§ EXERCISE INSTRUCTIONS
Reproduce the following data verbatim, line for line.

§ AVAILABLE RECORDS

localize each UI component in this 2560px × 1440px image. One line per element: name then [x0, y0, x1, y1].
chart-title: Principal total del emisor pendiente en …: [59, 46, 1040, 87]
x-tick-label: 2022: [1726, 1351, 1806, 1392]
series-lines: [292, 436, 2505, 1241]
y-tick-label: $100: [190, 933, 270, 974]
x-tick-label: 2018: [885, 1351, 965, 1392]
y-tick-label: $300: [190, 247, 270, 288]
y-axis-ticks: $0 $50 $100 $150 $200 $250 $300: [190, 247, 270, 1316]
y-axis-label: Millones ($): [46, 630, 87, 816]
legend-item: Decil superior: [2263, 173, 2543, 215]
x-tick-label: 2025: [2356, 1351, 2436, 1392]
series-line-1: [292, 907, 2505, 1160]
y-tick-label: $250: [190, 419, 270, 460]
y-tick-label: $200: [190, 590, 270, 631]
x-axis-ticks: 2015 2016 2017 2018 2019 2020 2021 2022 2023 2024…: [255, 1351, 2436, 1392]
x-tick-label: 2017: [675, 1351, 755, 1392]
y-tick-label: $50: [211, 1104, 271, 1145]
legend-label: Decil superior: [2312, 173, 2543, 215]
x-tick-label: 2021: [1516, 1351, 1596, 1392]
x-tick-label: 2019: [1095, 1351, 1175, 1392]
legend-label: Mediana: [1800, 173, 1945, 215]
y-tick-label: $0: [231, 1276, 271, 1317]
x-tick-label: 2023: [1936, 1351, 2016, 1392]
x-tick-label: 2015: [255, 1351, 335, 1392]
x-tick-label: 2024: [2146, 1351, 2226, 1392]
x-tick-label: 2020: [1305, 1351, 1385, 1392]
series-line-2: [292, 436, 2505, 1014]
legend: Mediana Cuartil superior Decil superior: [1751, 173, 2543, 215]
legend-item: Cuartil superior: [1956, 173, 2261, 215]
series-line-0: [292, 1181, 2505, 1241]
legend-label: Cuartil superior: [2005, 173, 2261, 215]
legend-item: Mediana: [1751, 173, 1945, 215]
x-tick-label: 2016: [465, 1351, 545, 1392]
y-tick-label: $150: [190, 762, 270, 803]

§ TASK ANSWER
localize each UI component in this 2560px × 1440px image. One line per element: name then [x0, y0, x1, y1].
chart-title: Principal total del emisor pendiente en …: [59, 46, 1040, 87]
x-tick-label: 2022: [1726, 1351, 1806, 1392]
series-lines: [292, 436, 2505, 1241]
y-tick-label: $100: [190, 933, 270, 974]
x-tick-label: 2018: [885, 1351, 965, 1392]
y-tick-label: $300: [190, 247, 270, 288]
y-axis-ticks: $0 $50 $100 $150 $200 $250 $300: [190, 247, 270, 1316]
y-axis-label: Millones ($): [46, 630, 87, 816]
legend-item: Decil superior: [2263, 173, 2543, 215]
x-tick-label: 2025: [2356, 1351, 2436, 1392]
series-line-1: [292, 907, 2505, 1160]
y-tick-label: $250: [190, 419, 270, 460]
y-tick-label: $200: [190, 590, 270, 631]
x-axis-ticks: 2015 2016 2017 2018 2019 2020 2021 2022 2023 2024…: [255, 1351, 2436, 1392]
x-tick-label: 2017: [675, 1351, 755, 1392]
y-tick-label: $50: [211, 1104, 271, 1145]
legend-label: Decil superior: [2312, 173, 2543, 215]
x-tick-label: 2021: [1516, 1351, 1596, 1392]
x-tick-label: 2019: [1095, 1351, 1175, 1392]
legend-label: Mediana: [1800, 173, 1945, 215]
y-tick-label: $0: [231, 1276, 271, 1317]
x-tick-label: 2023: [1936, 1351, 2016, 1392]
x-tick-label: 2015: [255, 1351, 335, 1392]
x-tick-label: 2024: [2146, 1351, 2226, 1392]
x-tick-label: 2020: [1305, 1351, 1385, 1392]
series-line-2: [292, 436, 2505, 1014]
legend: Mediana Cuartil superior Decil superior: [1751, 173, 2543, 215]
legend-item: Cuartil superior: [1956, 173, 2261, 215]
series-line-0: [292, 1181, 2505, 1241]
legend-label: Cuartil superior: [2005, 173, 2261, 215]
legend-item: Mediana: [1751, 173, 1945, 215]
x-tick-label: 2016: [465, 1351, 545, 1392]
y-tick-label: $150: [190, 762, 270, 803]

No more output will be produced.